--- Exercise description ---
Give the listing again exactly, omitting its images.
----
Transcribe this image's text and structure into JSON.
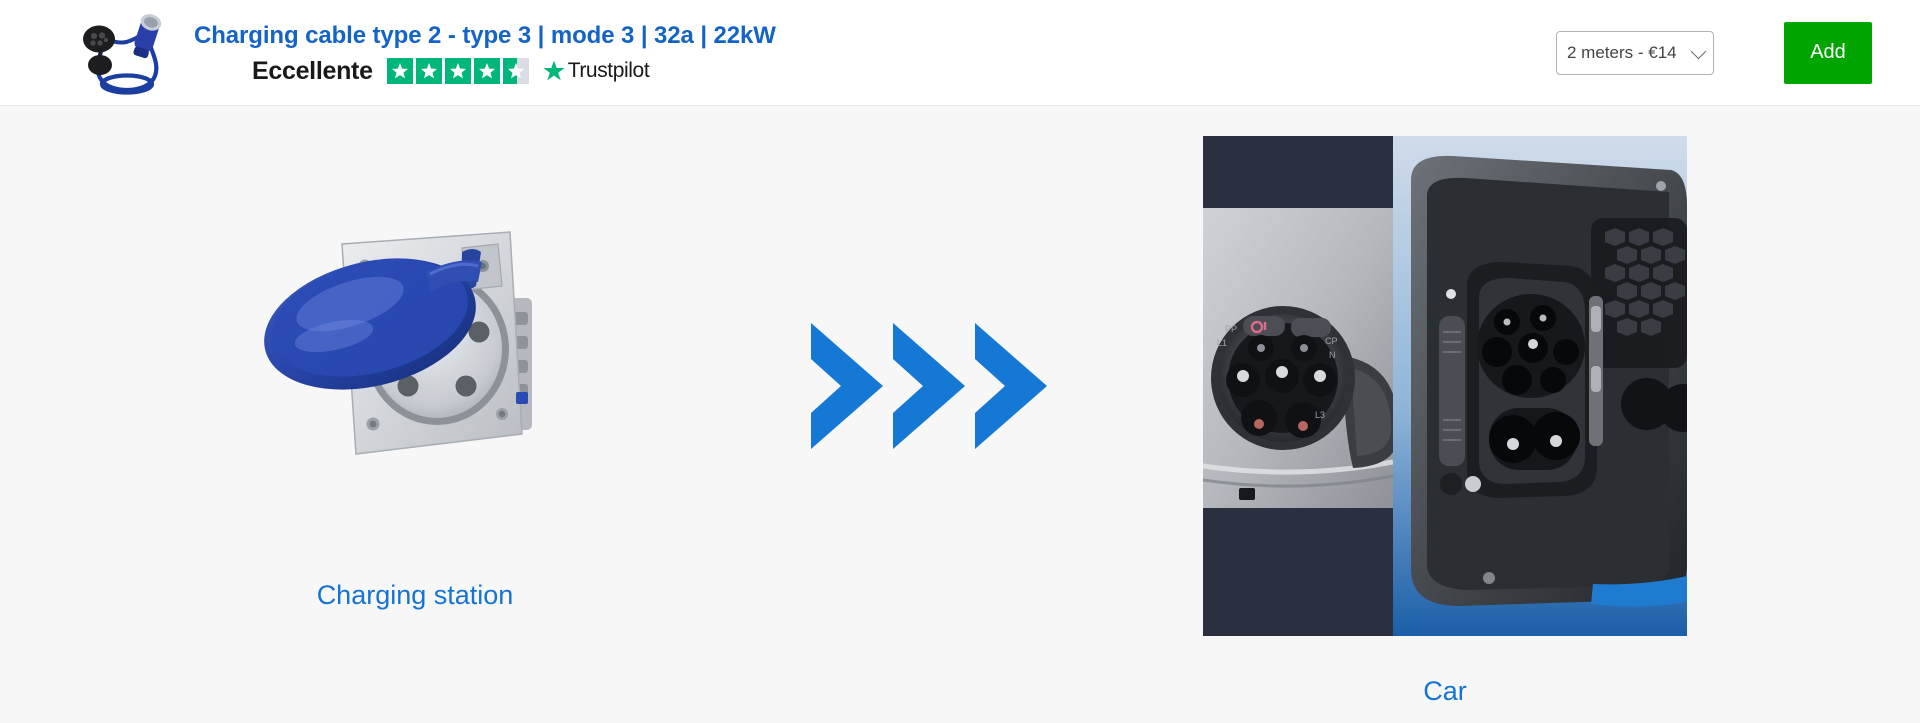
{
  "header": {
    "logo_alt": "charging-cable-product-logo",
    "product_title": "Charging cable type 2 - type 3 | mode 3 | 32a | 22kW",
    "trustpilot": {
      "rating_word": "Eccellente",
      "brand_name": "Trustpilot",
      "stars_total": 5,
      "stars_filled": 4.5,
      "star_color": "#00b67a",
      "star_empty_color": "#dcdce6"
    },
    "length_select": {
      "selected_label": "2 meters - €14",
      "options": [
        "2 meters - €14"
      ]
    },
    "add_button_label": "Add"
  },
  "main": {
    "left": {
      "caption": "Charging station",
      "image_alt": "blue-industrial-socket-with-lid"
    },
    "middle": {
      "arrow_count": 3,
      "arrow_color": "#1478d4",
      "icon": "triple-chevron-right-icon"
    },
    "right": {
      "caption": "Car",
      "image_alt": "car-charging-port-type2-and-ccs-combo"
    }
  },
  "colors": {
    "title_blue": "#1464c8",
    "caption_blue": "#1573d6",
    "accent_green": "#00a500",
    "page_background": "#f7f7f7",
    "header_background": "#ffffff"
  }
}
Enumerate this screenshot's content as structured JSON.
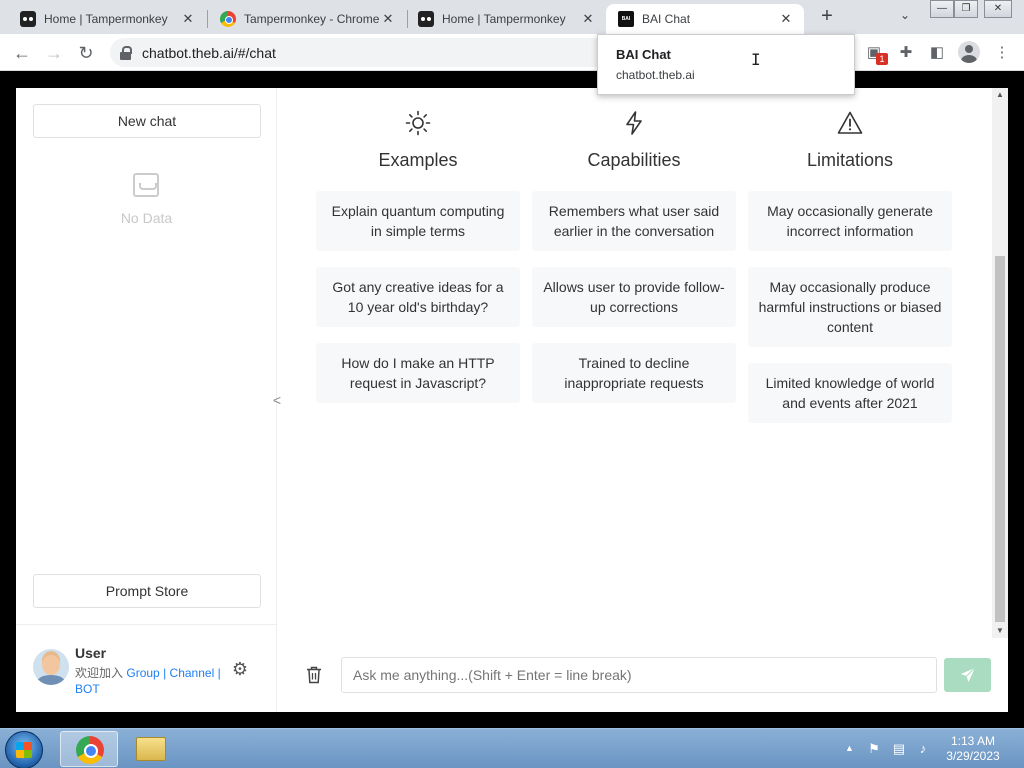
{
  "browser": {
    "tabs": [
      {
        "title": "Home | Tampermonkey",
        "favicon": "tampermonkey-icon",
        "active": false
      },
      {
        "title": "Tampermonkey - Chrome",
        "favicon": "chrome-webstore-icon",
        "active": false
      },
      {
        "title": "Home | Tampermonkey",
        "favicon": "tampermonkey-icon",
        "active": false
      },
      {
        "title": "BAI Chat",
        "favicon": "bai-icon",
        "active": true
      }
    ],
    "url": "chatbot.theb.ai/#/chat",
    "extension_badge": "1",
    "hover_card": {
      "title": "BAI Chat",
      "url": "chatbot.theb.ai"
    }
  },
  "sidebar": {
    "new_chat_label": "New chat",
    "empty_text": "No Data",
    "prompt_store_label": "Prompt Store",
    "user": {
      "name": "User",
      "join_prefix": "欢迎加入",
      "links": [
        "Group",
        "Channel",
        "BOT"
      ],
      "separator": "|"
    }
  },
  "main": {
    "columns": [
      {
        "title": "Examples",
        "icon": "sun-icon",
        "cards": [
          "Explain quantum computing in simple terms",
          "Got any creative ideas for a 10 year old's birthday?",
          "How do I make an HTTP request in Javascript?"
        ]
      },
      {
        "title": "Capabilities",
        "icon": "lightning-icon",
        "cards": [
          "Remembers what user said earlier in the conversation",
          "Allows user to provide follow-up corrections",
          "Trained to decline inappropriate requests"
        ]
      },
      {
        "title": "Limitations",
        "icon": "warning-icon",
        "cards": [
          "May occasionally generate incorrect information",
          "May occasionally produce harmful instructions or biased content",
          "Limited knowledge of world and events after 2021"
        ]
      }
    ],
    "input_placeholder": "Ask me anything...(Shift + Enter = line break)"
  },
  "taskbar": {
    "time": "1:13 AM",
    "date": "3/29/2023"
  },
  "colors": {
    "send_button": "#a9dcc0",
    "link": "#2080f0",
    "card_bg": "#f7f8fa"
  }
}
----
--- Worked answer ---
Transcribe this image's text and structure into JSON.
{
  "header": {
    "logo_alt": "charging-cable-product-logo",
    "product_title": "Charging cable type 2 - type 3 | mode 3 | 32a | 22kW",
    "trustpilot": {
      "rating_word": "Eccellente",
      "brand_name": "Trustpilot",
      "stars_total": 5,
      "stars_filled": 4.5,
      "star_color": "#00b67a",
      "star_empty_color": "#dcdce6"
    },
    "length_select": {
      "selected_label": "2 meters - €14",
      "options": [
        "2 meters - €14"
      ]
    },
    "add_button_label": "Add"
  },
  "main": {
    "left": {
      "caption": "Charging station",
      "image_alt": "blue-industrial-socket-with-lid"
    },
    "middle": {
      "arrow_count": 3,
      "arrow_color": "#1478d4",
      "icon": "triple-chevron-right-icon"
    },
    "right": {
      "caption": "Car",
      "image_alt": "car-charging-port-type2-and-ccs-combo"
    }
  },
  "colors": {
    "title_blue": "#1464c8",
    "caption_blue": "#1573d6",
    "accent_green": "#00a500",
    "page_background": "#f7f7f7",
    "header_background": "#ffffff"
  }
}
Enumerate this screenshot's content as structured JSON.
{
  "browser": {
    "tabs": [
      {
        "title": "Home | Tampermonkey",
        "favicon": "tampermonkey-icon",
        "active": false
      },
      {
        "title": "Tampermonkey - Chrome",
        "favicon": "chrome-webstore-icon",
        "active": false
      },
      {
        "title": "Home | Tampermonkey",
        "favicon": "tampermonkey-icon",
        "active": false
      },
      {
        "title": "BAI Chat",
        "favicon": "bai-icon",
        "active": true
      }
    ],
    "url": "chatbot.theb.ai/#/chat",
    "extension_badge": "1",
    "hover_card": {
      "title": "BAI Chat",
      "url": "chatbot.theb.ai"
    }
  },
  "sidebar": {
    "new_chat_label": "New chat",
    "empty_text": "No Data",
    "prompt_store_label": "Prompt Store",
    "user": {
      "name": "User",
      "join_prefix": "欢迎加入",
      "links": [
        "Group",
        "Channel",
        "BOT"
      ],
      "separator": "|"
    }
  },
  "main": {
    "columns": [
      {
        "title": "Examples",
        "icon": "sun-icon",
        "cards": [
          "Explain quantum computing in simple terms",
          "Got any creative ideas for a 10 year old's birthday?",
          "How do I make an HTTP request in Javascript?"
        ]
      },
      {
        "title": "Capabilities",
        "icon": "lightning-icon",
        "cards": [
          "Remembers what user said earlier in the conversation",
          "Allows user to provide follow-up corrections",
          "Trained to decline inappropriate requests"
        ]
      },
      {
        "title": "Limitations",
        "icon": "warning-icon",
        "cards": [
          "May occasionally generate incorrect information",
          "May occasionally produce harmful instructions or biased content",
          "Limited knowledge of world and events after 2021"
        ]
      }
    ],
    "input_placeholder": "Ask me anything...(Shift + Enter = line break)"
  },
  "taskbar": {
    "time": "1:13 AM",
    "date": "3/29/2023"
  },
  "colors": {
    "send_button": "#a9dcc0",
    "link": "#2080f0",
    "card_bg": "#f7f8fa"
  }
}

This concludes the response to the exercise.